Stored records

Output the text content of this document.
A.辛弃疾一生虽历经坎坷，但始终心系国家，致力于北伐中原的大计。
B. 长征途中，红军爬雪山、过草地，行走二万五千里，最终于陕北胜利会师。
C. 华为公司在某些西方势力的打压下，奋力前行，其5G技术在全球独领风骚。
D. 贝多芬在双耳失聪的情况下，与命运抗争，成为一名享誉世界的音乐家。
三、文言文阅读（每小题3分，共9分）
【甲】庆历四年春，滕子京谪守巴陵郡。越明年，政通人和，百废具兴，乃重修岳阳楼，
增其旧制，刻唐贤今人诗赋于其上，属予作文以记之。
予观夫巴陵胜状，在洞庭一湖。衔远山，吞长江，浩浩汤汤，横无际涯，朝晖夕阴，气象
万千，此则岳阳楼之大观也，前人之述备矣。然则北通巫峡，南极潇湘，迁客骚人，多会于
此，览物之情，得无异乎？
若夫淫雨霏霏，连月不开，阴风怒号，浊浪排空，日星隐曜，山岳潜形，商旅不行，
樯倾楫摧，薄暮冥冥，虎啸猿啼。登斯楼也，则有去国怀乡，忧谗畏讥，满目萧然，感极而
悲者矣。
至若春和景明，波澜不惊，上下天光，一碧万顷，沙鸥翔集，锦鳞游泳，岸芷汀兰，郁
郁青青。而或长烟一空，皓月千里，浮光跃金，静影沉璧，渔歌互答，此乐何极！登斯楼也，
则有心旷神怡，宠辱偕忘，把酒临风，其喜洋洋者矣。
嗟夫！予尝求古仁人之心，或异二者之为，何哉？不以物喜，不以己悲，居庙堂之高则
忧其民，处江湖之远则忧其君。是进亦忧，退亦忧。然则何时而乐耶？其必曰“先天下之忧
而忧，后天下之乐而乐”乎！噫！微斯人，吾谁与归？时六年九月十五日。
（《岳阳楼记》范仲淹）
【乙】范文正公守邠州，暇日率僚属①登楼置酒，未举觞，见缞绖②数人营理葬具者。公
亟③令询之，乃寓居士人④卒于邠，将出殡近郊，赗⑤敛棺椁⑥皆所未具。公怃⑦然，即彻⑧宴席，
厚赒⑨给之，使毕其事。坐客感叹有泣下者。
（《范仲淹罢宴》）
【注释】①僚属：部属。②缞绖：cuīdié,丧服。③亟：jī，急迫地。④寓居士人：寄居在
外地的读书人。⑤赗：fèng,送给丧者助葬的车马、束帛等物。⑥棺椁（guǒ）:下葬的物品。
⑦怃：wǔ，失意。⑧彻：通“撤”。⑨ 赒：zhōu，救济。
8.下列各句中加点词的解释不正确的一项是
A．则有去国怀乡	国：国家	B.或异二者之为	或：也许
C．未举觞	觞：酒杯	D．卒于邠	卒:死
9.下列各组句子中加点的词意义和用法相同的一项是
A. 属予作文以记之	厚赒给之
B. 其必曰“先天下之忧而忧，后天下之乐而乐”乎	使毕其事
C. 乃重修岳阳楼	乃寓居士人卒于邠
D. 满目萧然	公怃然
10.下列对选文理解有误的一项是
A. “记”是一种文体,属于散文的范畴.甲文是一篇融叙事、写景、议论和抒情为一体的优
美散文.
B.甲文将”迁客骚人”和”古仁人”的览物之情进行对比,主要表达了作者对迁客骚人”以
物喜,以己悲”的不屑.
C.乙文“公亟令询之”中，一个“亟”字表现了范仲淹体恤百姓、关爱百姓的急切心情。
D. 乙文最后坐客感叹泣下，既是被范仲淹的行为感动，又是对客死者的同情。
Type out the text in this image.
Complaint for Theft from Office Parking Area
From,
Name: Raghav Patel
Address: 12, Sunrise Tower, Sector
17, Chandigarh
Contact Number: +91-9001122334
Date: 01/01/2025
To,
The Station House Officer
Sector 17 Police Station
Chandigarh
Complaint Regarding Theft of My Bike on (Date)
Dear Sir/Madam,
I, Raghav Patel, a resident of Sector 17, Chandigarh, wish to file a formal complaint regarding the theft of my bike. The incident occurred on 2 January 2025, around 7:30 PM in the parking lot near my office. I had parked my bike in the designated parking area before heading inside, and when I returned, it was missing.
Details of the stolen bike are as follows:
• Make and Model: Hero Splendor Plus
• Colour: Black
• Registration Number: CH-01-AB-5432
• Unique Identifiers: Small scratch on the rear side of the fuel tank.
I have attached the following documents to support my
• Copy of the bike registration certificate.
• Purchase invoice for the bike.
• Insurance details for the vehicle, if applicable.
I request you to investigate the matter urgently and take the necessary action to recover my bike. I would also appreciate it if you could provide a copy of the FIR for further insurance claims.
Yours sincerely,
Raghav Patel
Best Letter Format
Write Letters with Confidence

■ PROBLEM STATEMENT
Quote the lines of the listing above that run from the line with "Type out the text in this image." through its last line, both included, and nothing else.

■ WRITTEN ANSWER
Type out the text in this image.
Complaint for Theft from Office Parking Area
From,
Name: Raghav Patel
Address: 12, Sunrise Tower, Sector
17, Chandigarh
Contact Number: +91-9001122334
Date: 01/01/2025
To,
The Station House Officer
Sector 17 Police Station
Chandigarh
Complaint Regarding Theft of My Bike on (Date)
Dear Sir/Madam,
I, Raghav Patel, a resident of Sector 17, Chandigarh, wish to file a formal complaint regarding the theft of my bike. The incident occurred on 2 January 2025, around 7:30 PM in the parking lot near my office. I had parked my bike in the designated parking area before heading inside, and when I returned, it was missing.
Details of the stolen bike are as follows:
• Make and Model: Hero Splendor Plus
• Colour: Black
• Registration Number: CH-01-AB-5432
• Unique Identifiers: Small scratch on the rear side of the fuel tank.
I have attached the following documents to support my
• Copy of the bike registration certificate.
• Purchase invoice for the bike.
• Insurance details for the vehicle, if applicable.
I request you to investigate the matter urgently and take the necessary action to recover my bike. I would also appreciate it if you could provide a copy of the FIR for further insurance claims.
Yours sincerely,
Raghav Patel
Best Letter Format
Write Letters with Confidence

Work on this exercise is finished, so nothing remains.